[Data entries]
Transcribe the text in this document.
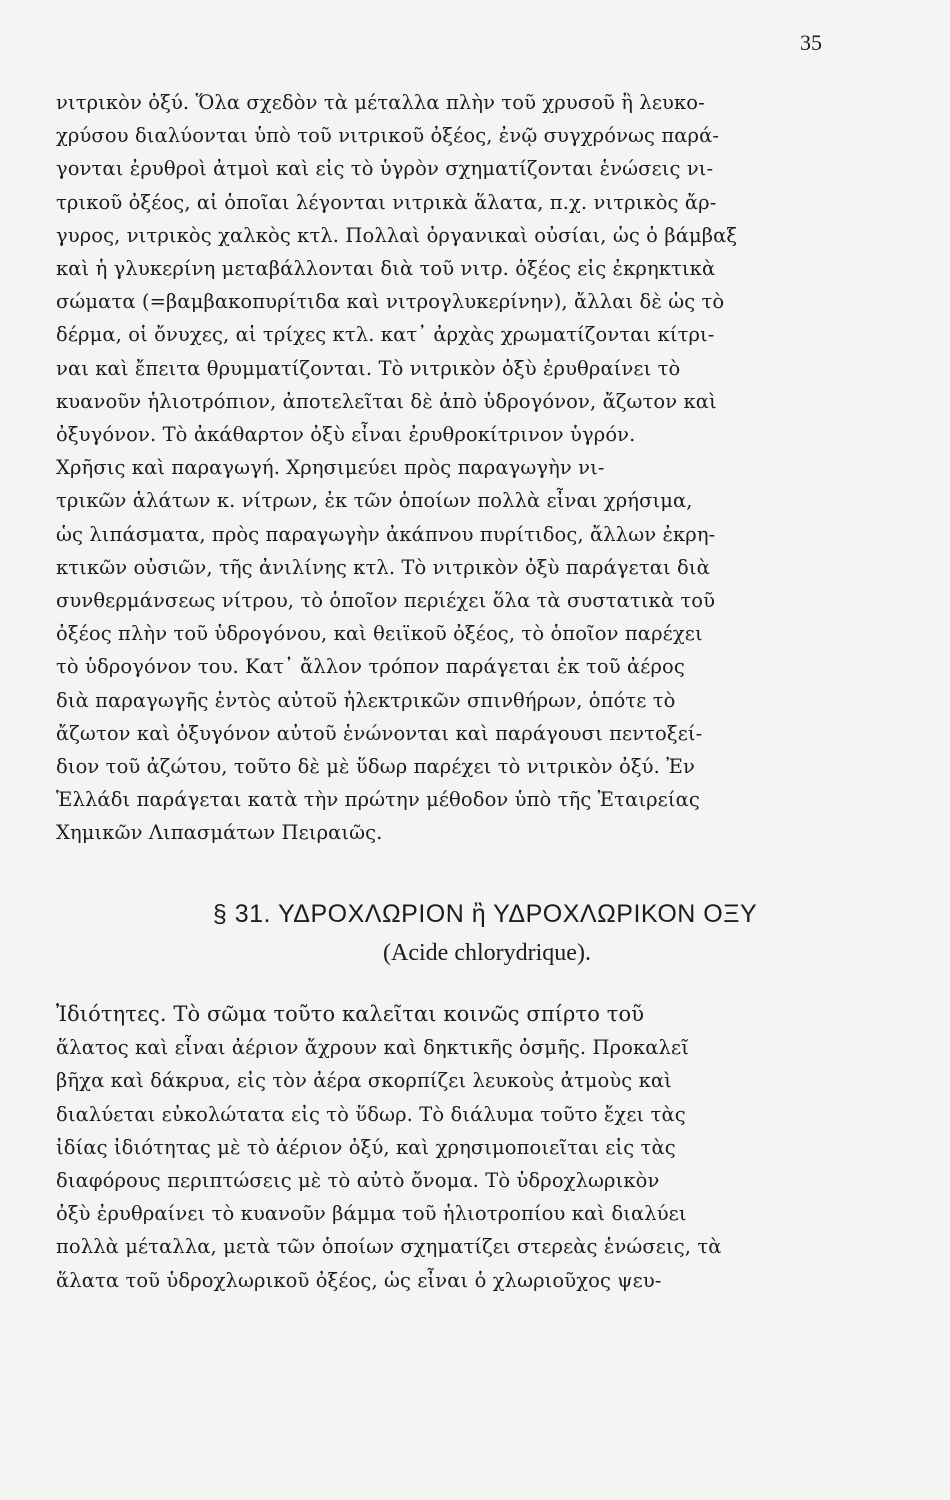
35
νιτρικὸν ὀξύ. Ὅλα σχεδὸν τὰ μέταλλα πλὴν τοῦ χρυσοῦ ἢ λευκο-
χρύσου διαλύονται ὑπὸ τοῦ νιτρικοῦ ὀξέος, ἐνῷ συγχρόνως παρά-
γονται ἐρυθροὶ ἀτμοὶ καὶ εἰς τὸ ὑγρὸν σχηματίζονται ἑνώσεις νι-
τρικοῦ ὀξέος, αἱ ὁποῖαι λέγονται νιτρικὰ ἅλατα, π.χ. νιτρικὸς ἄρ-
γυρος, νιτρικὸς χαλκὸς κτλ. Πολλαὶ ὀργανικαὶ οὐσίαι, ὡς ὁ βάμβαξ
καὶ ἡ γλυκερίνη μεταβάλλονται διὰ τοῦ νιτρ. ὀξέος εἰς ἐκρηκτικὰ
σώματα (=βαμβακοπυρίτιδα καὶ νιτρογλυκερίνην), ἄλλαι δὲ ὡς τὸ
δέρμα, οἱ ὄνυχες, αἱ τρίχες κτλ. κατ᾽ ἀρχὰς χρωματίζονται κίτρι-
ναι καὶ ἔπειτα θρυμματίζονται. Τὸ νιτρικὸν ὀξὺ ἐρυθραίνει τὸ
κυανοῦν ἡλιοτρόπιον, ἀποτελεῖται δὲ ἀπὸ ὑδρογόνον, ἄζωτον καὶ
ὀξυγόνον. Τὸ ἀκάθαρτον ὀξὺ εἶναι ἐρυθροκίτρινον ὑγρόν.
Χρῆσις καὶ παραγωγή. Χρησιμεύει πρὸς παραγωγὴν νι-
τρικῶν ἁλάτων κ. νίτρων, ἐκ τῶν ὁποίων πολλὰ εἶναι χρήσιμα,
ὡς λιπάσματα, πρὸς παραγωγὴν ἀκάπνου πυρίτιδος, ἄλλων ἐκρη-
κτικῶν οὐσιῶν, τῆς ἀνιλίνης κτλ. Τὸ νιτρικὸν ὀξὺ παράγεται διὰ
συνθερμάνσεως νίτρου, τὸ ὁποῖον περιέχει ὅλα τὰ συστατικὰ τοῦ
ὀξέος πλὴν τοῦ ὑδρογόνου, καὶ θειϊκοῦ ὀξέος, τὸ ὁποῖον παρέχει
τὸ ὑδρογόνον του. Κατ᾽ ἄλλον τρόπον παράγεται ἐκ τοῦ ἀέρος
διὰ παραγωγῆς ἐντὸς αὐτοῦ ἠλεκτρικῶν σπινθήρων, ὁπότε τὸ
ἄζωτον καὶ ὀξυγόνον αὐτοῦ ἑνώνονται καὶ παράγουσι πεντοξεί-
διον τοῦ ἀζώτου, τοῦτο δὲ μὲ ὕδωρ παρέχει τὸ νιτρικὸν ὀξύ. Ἐν
Ἑλλάδι παράγεται κατὰ τὴν πρώτην μέθοδον ὑπὸ τῆς Ἑταιρείας
Χημικῶν Λιπασμάτων Πειραιῶς.
§ 31. ΥΔΡΟΧΛΩΡΙΟΝ ἢ ΥΔΡΟΧΛΩΡΙΚΟΝ ΟΞΥ
(Acide chlorydrique).
Ἰδιότητες. Τὸ σῶμα τοῦτο καλεῖται κοινῶς σπίρτο τοῦ
ἅλατος καὶ εἶναι ἀέριον ἄχρουν καὶ δηκτικῆς ὀσμῆς. Προκαλεῖ
βῆχα καὶ δάκρυα, εἰς τὸν ἀέρα σκορπίζει λευκοὺς ἀτμοὺς καὶ
διαλύεται εὐκολώτατα εἰς τὸ ὕδωρ. Τὸ διάλυμα τοῦτο ἔχει τὰς
ἰδίας ἰδιότητας μὲ τὸ ἀέριον ὀξύ, καὶ χρησιμοποιεῖται εἰς τὰς
διαφόρους περιπτώσεις μὲ τὸ αὐτὸ ὄνομα. Τὸ ὑδροχλωρικὸν
ὀξὺ ἐρυθραίνει τὸ κυανοῦν βάμμα τοῦ ἡλιοτροπίου καὶ διαλύει
πολλὰ μέταλλα, μετὰ τῶν ὁποίων σχηματίζει στερεὰς ἑνώσεις, τὰ
ἅλατα τοῦ ὑδροχλωρικοῦ ὀξέος, ὡς εἶναι ὁ χλωριοῦχος ψευ-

Job:
Copy everything in the records above except the pictures, exactly as written.

Solution:
Transcribe the text in this document.
35
νιτρικὸν ὀξύ. Ὅλα σχεδὸν τὰ μέταλλα πλὴν τοῦ χρυσοῦ ἢ λευκο-
χρύσου διαλύονται ὑπὸ τοῦ νιτρικοῦ ὀξέος, ἐνῷ συγχρόνως παρά-
γονται ἐρυθροὶ ἀτμοὶ καὶ εἰς τὸ ὑγρὸν σχηματίζονται ἑνώσεις νι-
τρικοῦ ὀξέος, αἱ ὁποῖαι λέγονται νιτρικὰ ἅλατα, π.χ. νιτρικὸς ἄρ-
γυρος, νιτρικὸς χαλκὸς κτλ. Πολλαὶ ὀργανικαὶ οὐσίαι, ὡς ὁ βάμβαξ
καὶ ἡ γλυκερίνη μεταβάλλονται διὰ τοῦ νιτρ. ὀξέος εἰς ἐκρηκτικὰ
σώματα (=βαμβακοπυρίτιδα καὶ νιτρογλυκερίνην), ἄλλαι δὲ ὡς τὸ
δέρμα, οἱ ὄνυχες, αἱ τρίχες κτλ. κατ᾽ ἀρχὰς χρωματίζονται κίτρι-
ναι καὶ ἔπειτα θρυμματίζονται. Τὸ νιτρικὸν ὀξὺ ἐρυθραίνει τὸ
κυανοῦν ἡλιοτρόπιον, ἀποτελεῖται δὲ ἀπὸ ὑδρογόνον, ἄζωτον καὶ
ὀξυγόνον. Τὸ ἀκάθαρτον ὀξὺ εἶναι ἐρυθροκίτρινον ὑγρόν.
Χρῆσις καὶ παραγωγή. Χρησιμεύει πρὸς παραγωγὴν νι-
τρικῶν ἁλάτων κ. νίτρων, ἐκ τῶν ὁποίων πολλὰ εἶναι χρήσιμα,
ὡς λιπάσματα, πρὸς παραγωγὴν ἀκάπνου πυρίτιδος, ἄλλων ἐκρη-
κτικῶν οὐσιῶν, τῆς ἀνιλίνης κτλ. Τὸ νιτρικὸν ὀξὺ παράγεται διὰ
συνθερμάνσεως νίτρου, τὸ ὁποῖον περιέχει ὅλα τὰ συστατικὰ τοῦ
ὀξέος πλὴν τοῦ ὑδρογόνου, καὶ θειϊκοῦ ὀξέος, τὸ ὁποῖον παρέχει
τὸ ὑδρογόνον του. Κατ᾽ ἄλλον τρόπον παράγεται ἐκ τοῦ ἀέρος
διὰ παραγωγῆς ἐντὸς αὐτοῦ ἠλεκτρικῶν σπινθήρων, ὁπότε τὸ
ἄζωτον καὶ ὀξυγόνον αὐτοῦ ἑνώνονται καὶ παράγουσι πεντοξεί-
διον τοῦ ἀζώτου, τοῦτο δὲ μὲ ὕδωρ παρέχει τὸ νιτρικὸν ὀξύ. Ἐν
Ἑλλάδι παράγεται κατὰ τὴν πρώτην μέθοδον ὑπὸ τῆς Ἑταιρείας
Χημικῶν Λιπασμάτων Πειραιῶς.
§ 31. ΥΔΡΟΧΛΩΡΙΟΝ ἢ ΥΔΡΟΧΛΩΡΙΚΟΝ ΟΞΥ
(Acide chlorydrique).
Ἰδιότητες. Τὸ σῶμα τοῦτο καλεῖται κοινῶς σπίρτο τοῦ
ἅλατος καὶ εἶναι ἀέριον ἄχρουν καὶ δηκτικῆς ὀσμῆς. Προκαλεῖ
βῆχα καὶ δάκρυα, εἰς τὸν ἀέρα σκορπίζει λευκοὺς ἀτμοὺς καὶ
διαλύεται εὐκολώτατα εἰς τὸ ὕδωρ. Τὸ διάλυμα τοῦτο ἔχει τὰς
ἰδίας ἰδιότητας μὲ τὸ ἀέριον ὀξύ, καὶ χρησιμοποιεῖται εἰς τὰς
διαφόρους περιπτώσεις μὲ τὸ αὐτὸ ὄνομα. Τὸ ὑδροχλωρικὸν
ὀξὺ ἐρυθραίνει τὸ κυανοῦν βάμμα τοῦ ἡλιοτροπίου καὶ διαλύει
πολλὰ μέταλλα, μετὰ τῶν ὁποίων σχηματίζει στερεὰς ἑνώσεις, τὰ
ἅλατα τοῦ ὑδροχλωρικοῦ ὀξέος, ὡς εἶναι ὁ χλωριοῦχος ψευ-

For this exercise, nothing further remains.